WRITTEN REQUEST — Reproduce all the material exactly, minus any pictures it holds.

[Dataset records]
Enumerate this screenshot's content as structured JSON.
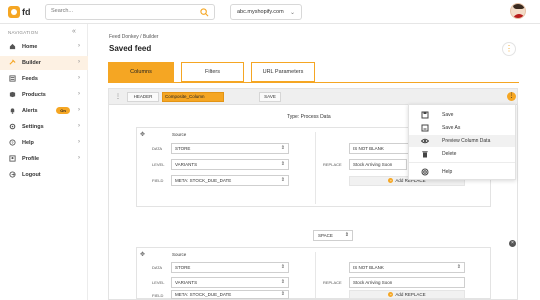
{
  "brand": {
    "text": "fd",
    "accent": "#f5a623"
  },
  "topbar": {
    "search_placeholder": "Search...",
    "store_value": "abc.myshopify.com"
  },
  "sidebar": {
    "heading": "NAVIGATION",
    "collapse": "«",
    "items": [
      {
        "label": "Home",
        "icon": "home-icon"
      },
      {
        "label": "Builder",
        "icon": "builder-icon",
        "active": true
      },
      {
        "label": "Feeds",
        "icon": "feeds-icon"
      },
      {
        "label": "Products",
        "icon": "products-icon"
      },
      {
        "label": "Alerts",
        "icon": "alerts-icon",
        "badge": "On"
      },
      {
        "label": "Settings",
        "icon": "gear-icon"
      },
      {
        "label": "Help",
        "icon": "help-icon"
      },
      {
        "label": "Profile",
        "icon": "profile-icon"
      },
      {
        "label": "Logout",
        "icon": "logout-icon"
      }
    ]
  },
  "main": {
    "breadcrumb": "Feed Donkey  /  Builder",
    "title": "Saved feed",
    "tabs": [
      "Columns",
      "Filters",
      "URL Parameters"
    ],
    "panel": {
      "header_btn": "HEADER",
      "column_name": "Composite_Column",
      "save_btn": "SAVE",
      "type_label": "Type: Process Data",
      "space_value": "SPACE",
      "blocks": [
        {
          "source_heading": "Source",
          "data_label": "DATA",
          "data_value": "STORE",
          "level_label": "LEVEL",
          "level_value": "VARIANTS",
          "field_label": "FIELD",
          "field_value": "META: STOCK_DUE_DATE",
          "condition_value": "IS NOT BLANK",
          "replace_label": "REPLACE",
          "replace_value": "Stock Arriving Soon",
          "add_replace": "Add REPLACE"
        },
        {
          "source_heading": "Source",
          "data_label": "DATA",
          "data_value": "STORE",
          "level_label": "LEVEL",
          "level_value": "VARIANTS",
          "field_label": "FIELD",
          "field_value": "META: STOCK_DUE_DATE",
          "condition_value": "IS NOT BLANK",
          "replace_label": "REPLACE",
          "replace_value": "Stock Arriving Soon",
          "add_replace": "Add REPLACE"
        }
      ]
    }
  },
  "menu": {
    "items": [
      {
        "label": "Save",
        "icon": "save-icon"
      },
      {
        "label": "Save As",
        "icon": "save-as-icon"
      },
      {
        "label": "Preview Column Data",
        "icon": "eye-icon",
        "highlighted": true
      },
      {
        "label": "Delete",
        "icon": "trash-icon"
      },
      {
        "label": "Help",
        "icon": "help-icon"
      }
    ]
  }
}
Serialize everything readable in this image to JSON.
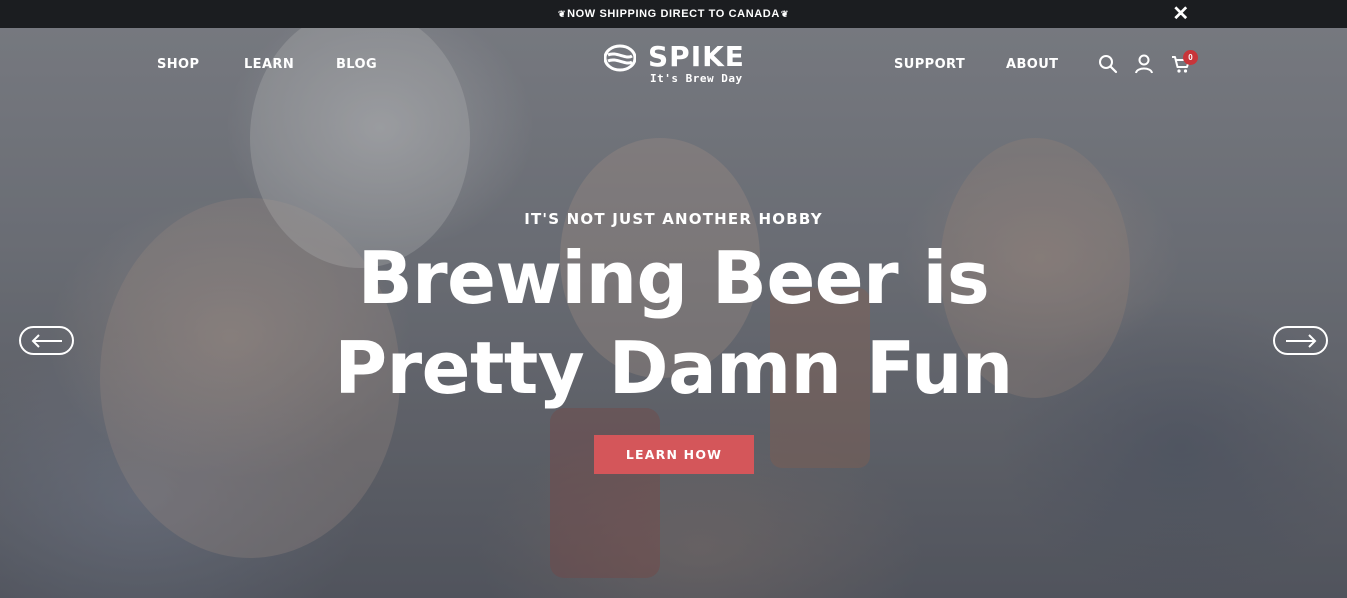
{
  "announcement": {
    "text": "NOW SHIPPING DIRECT TO CANADA",
    "close_icon": "close-icon",
    "flag_icon": "maple-leaf-icon"
  },
  "nav": {
    "left": [
      {
        "label": "SHOP"
      },
      {
        "label": "LEARN"
      },
      {
        "label": "BLOG"
      }
    ],
    "right": [
      {
        "label": "SUPPORT"
      },
      {
        "label": "ABOUT"
      }
    ],
    "icons": [
      "search-icon",
      "account-icon",
      "cart-icon"
    ],
    "cart_count": "0"
  },
  "logo": {
    "name": "SPIKE",
    "tagline": "It's Brew Day"
  },
  "hero": {
    "eyebrow": "IT'S NOT JUST ANOTHER HOBBY",
    "headline_line1": "Brewing Beer is",
    "headline_line2": "Pretty Damn Fun",
    "cta_label": "LEARN HOW",
    "prev_icon": "arrow-left-icon",
    "next_icon": "arrow-right-icon"
  },
  "colors": {
    "announcement_bg": "#1b1d20",
    "cta_bg": "#d4565a",
    "badge_bg": "#c8353a"
  }
}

RIGHT ANSWER —
Enumerate this screenshot's content as structured JSON.
{
  "brand": {
    "text": "fd",
    "accent": "#f5a623"
  },
  "topbar": {
    "search_placeholder": "Search...",
    "store_value": "abc.myshopify.com"
  },
  "sidebar": {
    "heading": "NAVIGATION",
    "collapse": "«",
    "items": [
      {
        "label": "Home",
        "icon": "home-icon"
      },
      {
        "label": "Builder",
        "icon": "builder-icon",
        "active": true
      },
      {
        "label": "Feeds",
        "icon": "feeds-icon"
      },
      {
        "label": "Products",
        "icon": "products-icon"
      },
      {
        "label": "Alerts",
        "icon": "alerts-icon",
        "badge": "On"
      },
      {
        "label": "Settings",
        "icon": "gear-icon"
      },
      {
        "label": "Help",
        "icon": "help-icon"
      },
      {
        "label": "Profile",
        "icon": "profile-icon"
      },
      {
        "label": "Logout",
        "icon": "logout-icon"
      }
    ]
  },
  "main": {
    "breadcrumb": "Feed Donkey  /  Builder",
    "title": "Saved feed",
    "tabs": [
      "Columns",
      "Filters",
      "URL Parameters"
    ],
    "panel": {
      "header_btn": "HEADER",
      "column_name": "Composite_Column",
      "save_btn": "SAVE",
      "type_label": "Type: Process Data",
      "space_value": "SPACE",
      "blocks": [
        {
          "source_heading": "Source",
          "data_label": "DATA",
          "data_value": "STORE",
          "level_label": "LEVEL",
          "level_value": "VARIANTS",
          "field_label": "FIELD",
          "field_value": "META: STOCK_DUE_DATE",
          "condition_value": "IS NOT BLANK",
          "replace_label": "REPLACE",
          "replace_value": "Stock Arriving Soon",
          "add_replace": "Add REPLACE"
        },
        {
          "source_heading": "Source",
          "data_label": "DATA",
          "data_value": "STORE",
          "level_label": "LEVEL",
          "level_value": "VARIANTS",
          "field_label": "FIELD",
          "field_value": "META: STOCK_DUE_DATE",
          "condition_value": "IS NOT BLANK",
          "replace_label": "REPLACE",
          "replace_value": "Stock Arriving Soon",
          "add_replace": "Add REPLACE"
        }
      ]
    }
  },
  "menu": {
    "items": [
      {
        "label": "Save",
        "icon": "save-icon"
      },
      {
        "label": "Save As",
        "icon": "save-as-icon"
      },
      {
        "label": "Preview Column Data",
        "icon": "eye-icon",
        "highlighted": true
      },
      {
        "label": "Delete",
        "icon": "trash-icon"
      },
      {
        "label": "Help",
        "icon": "help-icon"
      }
    ]
  }
}
Serialize everything readable in this image to JSON.
{
  "announcement": {
    "text": "NOW SHIPPING DIRECT TO CANADA",
    "close_icon": "close-icon",
    "flag_icon": "maple-leaf-icon"
  },
  "nav": {
    "left": [
      {
        "label": "SHOP"
      },
      {
        "label": "LEARN"
      },
      {
        "label": "BLOG"
      }
    ],
    "right": [
      {
        "label": "SUPPORT"
      },
      {
        "label": "ABOUT"
      }
    ],
    "icons": [
      "search-icon",
      "account-icon",
      "cart-icon"
    ],
    "cart_count": "0"
  },
  "logo": {
    "name": "SPIKE",
    "tagline": "It's Brew Day"
  },
  "hero": {
    "eyebrow": "IT'S NOT JUST ANOTHER HOBBY",
    "headline_line1": "Brewing Beer is",
    "headline_line2": "Pretty Damn Fun",
    "cta_label": "LEARN HOW",
    "prev_icon": "arrow-left-icon",
    "next_icon": "arrow-right-icon"
  },
  "colors": {
    "announcement_bg": "#1b1d20",
    "cta_bg": "#d4565a",
    "badge_bg": "#c8353a"
  }
}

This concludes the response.